Task instructions - Copy out the part of the material that opens with the line containing "Localize each UI" and closes with the line containing "meta-separator-2: · (289, 792, 298, 820)", both lines included. Leave out the pictures.
* * *
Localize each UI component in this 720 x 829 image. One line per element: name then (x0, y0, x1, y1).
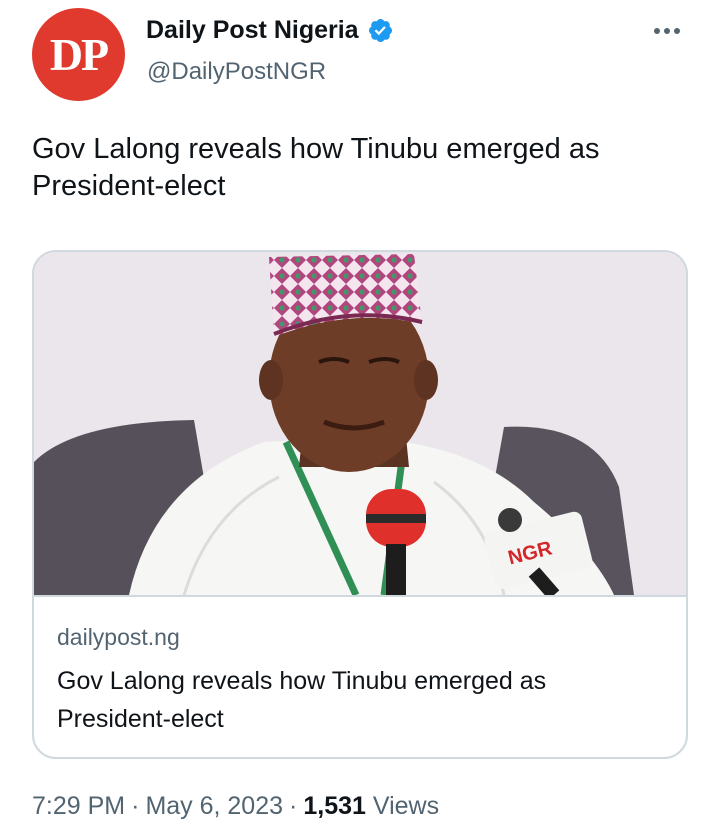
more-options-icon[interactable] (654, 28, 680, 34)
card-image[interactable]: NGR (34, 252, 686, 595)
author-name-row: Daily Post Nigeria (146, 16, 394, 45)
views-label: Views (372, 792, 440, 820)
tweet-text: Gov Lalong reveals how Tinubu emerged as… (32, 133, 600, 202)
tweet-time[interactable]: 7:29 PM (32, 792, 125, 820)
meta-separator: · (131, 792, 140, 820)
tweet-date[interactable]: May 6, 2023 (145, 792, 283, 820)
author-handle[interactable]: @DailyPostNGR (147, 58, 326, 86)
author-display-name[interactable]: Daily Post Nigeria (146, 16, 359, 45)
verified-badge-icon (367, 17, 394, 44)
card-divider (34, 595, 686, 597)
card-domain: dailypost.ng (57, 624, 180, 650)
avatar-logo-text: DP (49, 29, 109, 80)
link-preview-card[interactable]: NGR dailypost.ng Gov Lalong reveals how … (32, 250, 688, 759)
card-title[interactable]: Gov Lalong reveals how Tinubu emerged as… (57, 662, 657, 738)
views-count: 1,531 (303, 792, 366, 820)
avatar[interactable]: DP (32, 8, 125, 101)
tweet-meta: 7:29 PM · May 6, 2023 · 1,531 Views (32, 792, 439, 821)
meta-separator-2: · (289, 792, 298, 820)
* * *
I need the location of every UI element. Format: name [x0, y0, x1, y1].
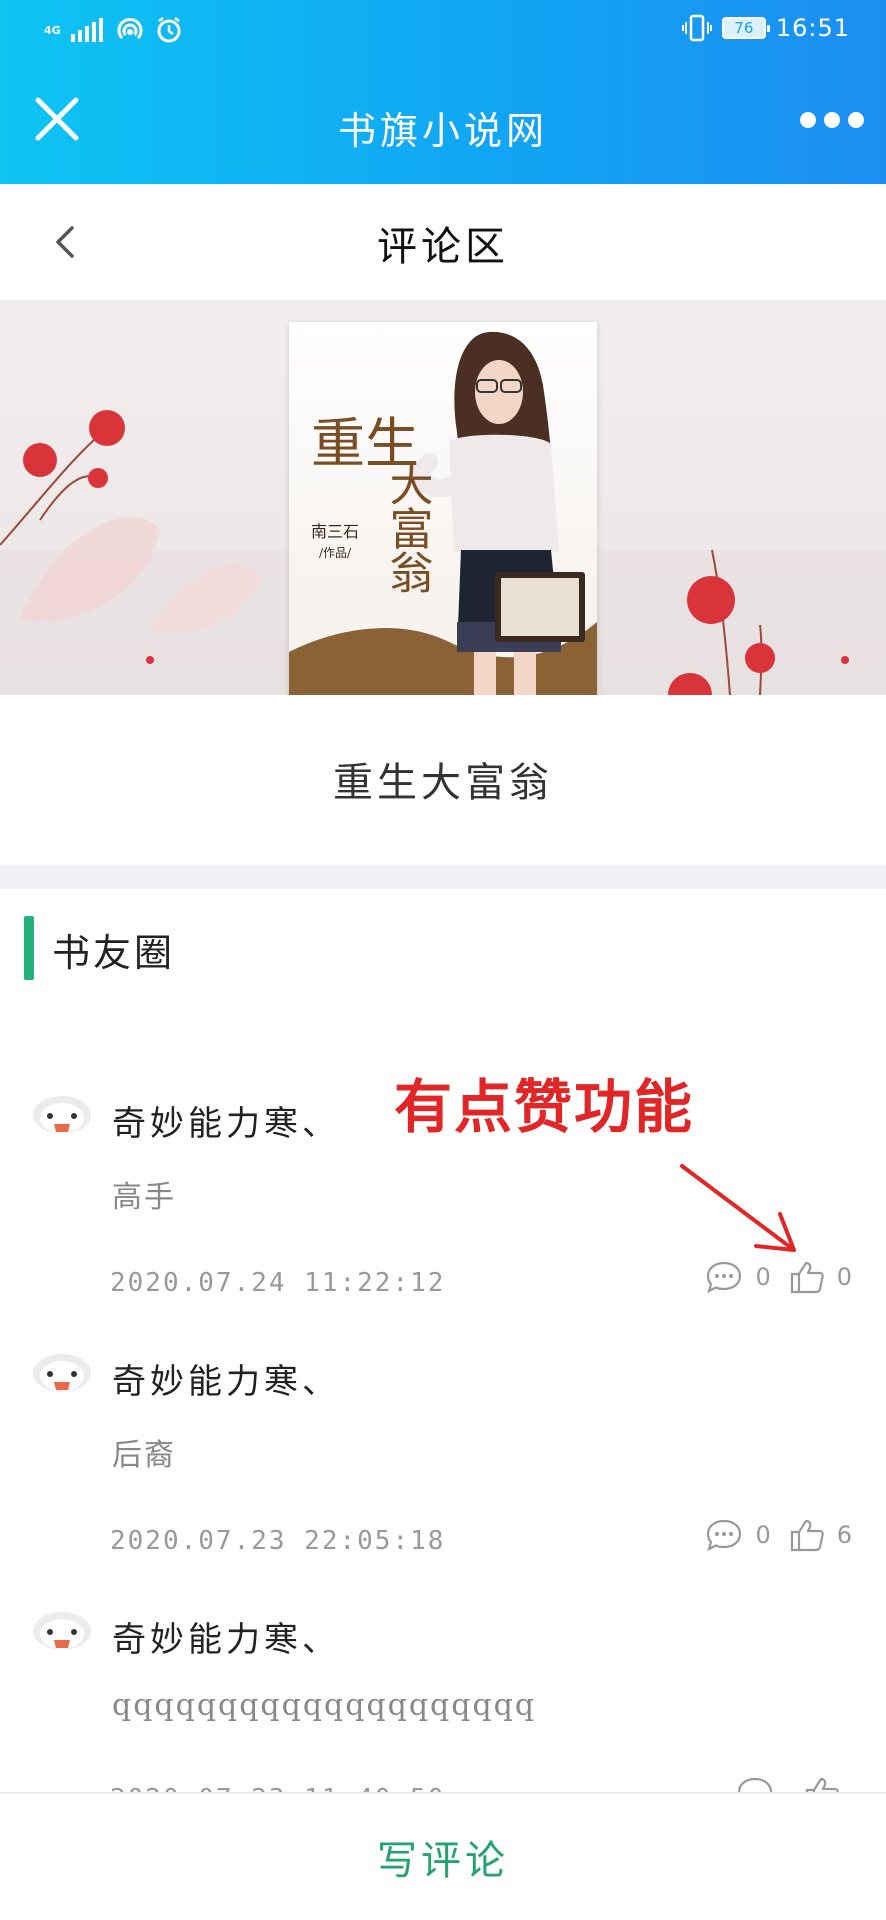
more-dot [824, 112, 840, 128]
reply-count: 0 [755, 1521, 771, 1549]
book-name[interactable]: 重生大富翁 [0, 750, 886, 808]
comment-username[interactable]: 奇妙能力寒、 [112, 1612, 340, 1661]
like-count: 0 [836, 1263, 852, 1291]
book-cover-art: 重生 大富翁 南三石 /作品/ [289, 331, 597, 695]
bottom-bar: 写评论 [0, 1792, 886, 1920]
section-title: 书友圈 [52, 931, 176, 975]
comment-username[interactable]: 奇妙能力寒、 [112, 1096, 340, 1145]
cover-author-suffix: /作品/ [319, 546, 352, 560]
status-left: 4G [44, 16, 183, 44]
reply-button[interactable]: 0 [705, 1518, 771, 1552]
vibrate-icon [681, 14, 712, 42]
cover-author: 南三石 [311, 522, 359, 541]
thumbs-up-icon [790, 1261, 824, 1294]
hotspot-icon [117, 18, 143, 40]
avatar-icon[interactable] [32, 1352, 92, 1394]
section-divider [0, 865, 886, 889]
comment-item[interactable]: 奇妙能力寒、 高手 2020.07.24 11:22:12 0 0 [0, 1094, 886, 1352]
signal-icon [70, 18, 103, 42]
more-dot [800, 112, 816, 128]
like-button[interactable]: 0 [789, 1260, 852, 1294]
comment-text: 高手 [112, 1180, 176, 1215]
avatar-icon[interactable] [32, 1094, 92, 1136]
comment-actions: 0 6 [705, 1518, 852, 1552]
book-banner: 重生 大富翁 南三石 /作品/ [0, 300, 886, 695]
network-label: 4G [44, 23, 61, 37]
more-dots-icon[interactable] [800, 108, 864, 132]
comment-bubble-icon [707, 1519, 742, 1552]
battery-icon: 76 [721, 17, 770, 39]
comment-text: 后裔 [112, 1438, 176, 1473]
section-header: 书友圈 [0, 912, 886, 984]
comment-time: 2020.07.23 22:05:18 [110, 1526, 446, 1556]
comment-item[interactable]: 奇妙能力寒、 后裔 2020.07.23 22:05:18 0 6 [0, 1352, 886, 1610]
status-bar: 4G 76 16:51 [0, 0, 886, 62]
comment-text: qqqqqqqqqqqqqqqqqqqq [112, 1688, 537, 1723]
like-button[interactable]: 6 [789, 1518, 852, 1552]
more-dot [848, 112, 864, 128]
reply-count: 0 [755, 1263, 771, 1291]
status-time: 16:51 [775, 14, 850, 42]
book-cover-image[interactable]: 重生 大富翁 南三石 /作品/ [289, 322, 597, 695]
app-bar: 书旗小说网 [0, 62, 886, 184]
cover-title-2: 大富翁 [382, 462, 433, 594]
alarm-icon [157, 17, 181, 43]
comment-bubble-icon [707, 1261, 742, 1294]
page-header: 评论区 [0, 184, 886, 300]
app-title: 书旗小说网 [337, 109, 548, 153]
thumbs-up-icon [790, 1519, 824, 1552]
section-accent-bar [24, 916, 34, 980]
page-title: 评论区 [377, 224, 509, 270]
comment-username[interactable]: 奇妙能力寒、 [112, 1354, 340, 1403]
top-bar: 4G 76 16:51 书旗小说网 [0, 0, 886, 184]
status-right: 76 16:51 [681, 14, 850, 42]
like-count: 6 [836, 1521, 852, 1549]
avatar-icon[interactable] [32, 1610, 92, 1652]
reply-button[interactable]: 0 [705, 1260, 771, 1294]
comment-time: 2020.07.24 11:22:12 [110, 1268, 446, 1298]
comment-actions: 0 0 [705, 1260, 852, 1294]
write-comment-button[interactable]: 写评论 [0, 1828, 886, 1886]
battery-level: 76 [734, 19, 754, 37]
* * *
Completed exercise -
Localize each UI component in this 720 x 829 image. One line per element: name then (x0, y0, x1, y1).
more-options-icon[interactable] (654, 28, 680, 34)
card-image[interactable]: NGR (34, 252, 686, 595)
author-name-row: Daily Post Nigeria (146, 16, 394, 45)
views-label: Views (372, 792, 440, 820)
tweet-text: Gov Lalong reveals how Tinubu emerged as… (32, 133, 600, 202)
tweet-time[interactable]: 7:29 PM (32, 792, 125, 820)
meta-separator: · (131, 792, 140, 820)
tweet-date[interactable]: May 6, 2023 (145, 792, 283, 820)
author-handle[interactable]: @DailyPostNGR (147, 58, 326, 86)
author-display-name[interactable]: Daily Post Nigeria (146, 16, 359, 45)
verified-badge-icon (367, 17, 394, 44)
card-divider (34, 595, 686, 597)
card-domain: dailypost.ng (57, 624, 180, 650)
avatar-logo-text: DP (49, 29, 109, 80)
link-preview-card[interactable]: NGR dailypost.ng Gov Lalong reveals how … (32, 250, 688, 759)
card-title[interactable]: Gov Lalong reveals how Tinubu emerged as… (57, 662, 657, 738)
views-count: 1,531 (303, 792, 366, 820)
avatar[interactable]: DP (32, 8, 125, 101)
tweet-meta: 7:29 PM · May 6, 2023 · 1,531 Views (32, 792, 439, 821)
meta-separator-2: · (289, 792, 298, 820)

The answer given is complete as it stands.